• _What is required_
Send back the records in full, character for character.

------------------------------------

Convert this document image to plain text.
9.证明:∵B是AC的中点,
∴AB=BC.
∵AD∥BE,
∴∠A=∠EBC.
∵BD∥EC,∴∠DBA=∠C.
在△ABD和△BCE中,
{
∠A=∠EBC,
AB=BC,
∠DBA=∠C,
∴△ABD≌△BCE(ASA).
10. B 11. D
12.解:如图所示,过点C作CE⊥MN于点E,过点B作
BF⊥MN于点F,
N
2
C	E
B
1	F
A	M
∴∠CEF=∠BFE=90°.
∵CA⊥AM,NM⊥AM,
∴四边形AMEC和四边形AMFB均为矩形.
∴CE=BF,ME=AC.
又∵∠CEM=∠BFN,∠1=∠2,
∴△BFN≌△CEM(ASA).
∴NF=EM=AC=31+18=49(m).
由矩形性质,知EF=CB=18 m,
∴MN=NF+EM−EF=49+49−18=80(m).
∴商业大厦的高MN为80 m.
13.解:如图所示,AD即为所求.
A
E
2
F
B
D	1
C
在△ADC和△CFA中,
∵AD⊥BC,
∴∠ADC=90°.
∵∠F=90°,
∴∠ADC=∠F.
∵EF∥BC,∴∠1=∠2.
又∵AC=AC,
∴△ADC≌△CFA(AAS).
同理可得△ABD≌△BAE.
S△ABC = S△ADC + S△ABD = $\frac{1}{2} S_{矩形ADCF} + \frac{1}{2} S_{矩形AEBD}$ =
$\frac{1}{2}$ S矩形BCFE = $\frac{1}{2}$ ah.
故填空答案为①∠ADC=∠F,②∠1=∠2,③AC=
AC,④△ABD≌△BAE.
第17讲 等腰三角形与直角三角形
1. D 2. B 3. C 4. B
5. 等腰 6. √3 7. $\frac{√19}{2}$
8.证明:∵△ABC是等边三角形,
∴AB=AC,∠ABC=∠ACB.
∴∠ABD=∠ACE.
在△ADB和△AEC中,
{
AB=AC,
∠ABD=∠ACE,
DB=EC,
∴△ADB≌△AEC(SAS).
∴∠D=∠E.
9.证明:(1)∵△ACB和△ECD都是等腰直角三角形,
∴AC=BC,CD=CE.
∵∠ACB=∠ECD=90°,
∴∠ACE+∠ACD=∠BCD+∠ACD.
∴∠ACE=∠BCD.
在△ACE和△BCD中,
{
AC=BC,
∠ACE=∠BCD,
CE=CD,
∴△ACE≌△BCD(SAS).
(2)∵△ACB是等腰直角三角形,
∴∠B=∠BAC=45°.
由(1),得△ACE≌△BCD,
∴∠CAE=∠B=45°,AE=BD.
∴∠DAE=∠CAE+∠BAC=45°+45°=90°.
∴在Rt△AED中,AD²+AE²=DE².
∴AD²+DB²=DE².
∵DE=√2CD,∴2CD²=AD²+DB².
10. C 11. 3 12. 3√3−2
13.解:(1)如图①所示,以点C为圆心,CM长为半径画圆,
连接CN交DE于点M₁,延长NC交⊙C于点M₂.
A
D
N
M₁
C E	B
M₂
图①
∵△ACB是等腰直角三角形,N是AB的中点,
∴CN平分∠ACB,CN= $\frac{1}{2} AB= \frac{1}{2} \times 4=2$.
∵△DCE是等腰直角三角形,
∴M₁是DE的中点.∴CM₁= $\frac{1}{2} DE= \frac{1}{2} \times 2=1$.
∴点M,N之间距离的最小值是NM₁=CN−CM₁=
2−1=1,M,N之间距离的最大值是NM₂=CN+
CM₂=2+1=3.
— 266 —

------------------------------------

• _Output of the task_
Convert this document image to plain text.
9.证明:∵B是AC的中点,
∴AB=BC.
∵AD∥BE,
∴∠A=∠EBC.
∵BD∥EC,∴∠DBA=∠C.
在△ABD和△BCE中,
{
∠A=∠EBC,
AB=BC,
∠DBA=∠C,
∴△ABD≌△BCE(ASA).
10. B 11. D
12.解:如图所示,过点C作CE⊥MN于点E,过点B作
BF⊥MN于点F,
N
2
C	E
B
1	F
A	M
∴∠CEF=∠BFE=90°.
∵CA⊥AM,NM⊥AM,
∴四边形AMEC和四边形AMFB均为矩形.
∴CE=BF,ME=AC.
又∵∠CEM=∠BFN,∠1=∠2,
∴△BFN≌△CEM(ASA).
∴NF=EM=AC=31+18=49(m).
由矩形性质,知EF=CB=18 m,
∴MN=NF+EM−EF=49+49−18=80(m).
∴商业大厦的高MN为80 m.
13.解:如图所示,AD即为所求.
A
E
2
F
B
D	1
C
在△ADC和△CFA中,
∵AD⊥BC,
∴∠ADC=90°.
∵∠F=90°,
∴∠ADC=∠F.
∵EF∥BC,∴∠1=∠2.
又∵AC=AC,
∴△ADC≌△CFA(AAS).
同理可得△ABD≌△BAE.
S△ABC = S△ADC + S△ABD = $\frac{1}{2} S_{矩形ADCF} + \frac{1}{2} S_{矩形AEBD}$ =
$\frac{1}{2}$ S矩形BCFE = $\frac{1}{2}$ ah.
故填空答案为①∠ADC=∠F,②∠1=∠2,③AC=
AC,④△ABD≌△BAE.
第17讲 等腰三角形与直角三角形
1. D 2. B 3. C 4. B
5. 等腰 6. √3 7. $\frac{√19}{2}$
8.证明:∵△ABC是等边三角形,
∴AB=AC,∠ABC=∠ACB.
∴∠ABD=∠ACE.
在△ADB和△AEC中,
{
AB=AC,
∠ABD=∠ACE,
DB=EC,
∴△ADB≌△AEC(SAS).
∴∠D=∠E.
9.证明:(1)∵△ACB和△ECD都是等腰直角三角形,
∴AC=BC,CD=CE.
∵∠ACB=∠ECD=90°,
∴∠ACE+∠ACD=∠BCD+∠ACD.
∴∠ACE=∠BCD.
在△ACE和△BCD中,
{
AC=BC,
∠ACE=∠BCD,
CE=CD,
∴△ACE≌△BCD(SAS).
(2)∵△ACB是等腰直角三角形,
∴∠B=∠BAC=45°.
由(1),得△ACE≌△BCD,
∴∠CAE=∠B=45°,AE=BD.
∴∠DAE=∠CAE+∠BAC=45°+45°=90°.
∴在Rt△AED中,AD²+AE²=DE².
∴AD²+DB²=DE².
∵DE=√2CD,∴2CD²=AD²+DB².
10. C 11. 3 12. 3√3−2
13.解:(1)如图①所示,以点C为圆心,CM长为半径画圆,
连接CN交DE于点M₁,延长NC交⊙C于点M₂.
A
D
N
M₁
C E	B
M₂
图①
∵△ACB是等腰直角三角形,N是AB的中点,
∴CN平分∠ACB,CN= $\frac{1}{2} AB= \frac{1}{2} \times 4=2$.
∵△DCE是等腰直角三角形,
∴M₁是DE的中点.∴CM₁= $\frac{1}{2} DE= \frac{1}{2} \times 2=1$.
∴点M,N之间距离的最小值是NM₁=CN−CM₁=
2−1=1,M,N之间距离的最大值是NM₂=CN+
CM₂=2+1=3.
— 266 —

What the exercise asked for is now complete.